• _Written instruction_
Look through the records below, and copy out every line that holds the string "пленю".

Data records:
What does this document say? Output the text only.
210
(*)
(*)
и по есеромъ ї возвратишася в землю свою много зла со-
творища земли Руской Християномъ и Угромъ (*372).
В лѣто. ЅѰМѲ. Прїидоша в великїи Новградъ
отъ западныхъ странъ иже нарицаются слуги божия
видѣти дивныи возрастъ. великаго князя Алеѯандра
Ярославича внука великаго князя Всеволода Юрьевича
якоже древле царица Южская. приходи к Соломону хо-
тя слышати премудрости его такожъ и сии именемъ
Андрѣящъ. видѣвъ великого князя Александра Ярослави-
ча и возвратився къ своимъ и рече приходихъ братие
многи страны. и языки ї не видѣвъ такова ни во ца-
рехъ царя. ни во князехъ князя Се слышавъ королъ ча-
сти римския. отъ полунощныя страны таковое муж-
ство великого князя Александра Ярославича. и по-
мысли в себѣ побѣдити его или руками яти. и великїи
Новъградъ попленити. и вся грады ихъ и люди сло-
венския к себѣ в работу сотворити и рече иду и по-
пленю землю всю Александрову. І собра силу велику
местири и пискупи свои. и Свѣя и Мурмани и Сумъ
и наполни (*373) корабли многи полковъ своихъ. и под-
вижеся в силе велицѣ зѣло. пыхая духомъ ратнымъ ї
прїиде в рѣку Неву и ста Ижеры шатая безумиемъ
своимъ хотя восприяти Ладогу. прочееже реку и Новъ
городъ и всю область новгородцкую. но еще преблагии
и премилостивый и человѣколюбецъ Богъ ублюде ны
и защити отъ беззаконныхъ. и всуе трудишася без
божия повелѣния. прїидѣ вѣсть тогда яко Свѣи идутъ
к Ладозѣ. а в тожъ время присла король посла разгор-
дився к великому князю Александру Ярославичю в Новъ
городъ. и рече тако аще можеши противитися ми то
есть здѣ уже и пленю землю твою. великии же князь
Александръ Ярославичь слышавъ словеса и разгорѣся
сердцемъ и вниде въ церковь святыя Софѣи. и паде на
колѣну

• _Expected answer_
пленю землю всю Александрову. І собра силу велику
есть здѣ уже и пленю землю твою. великии же князь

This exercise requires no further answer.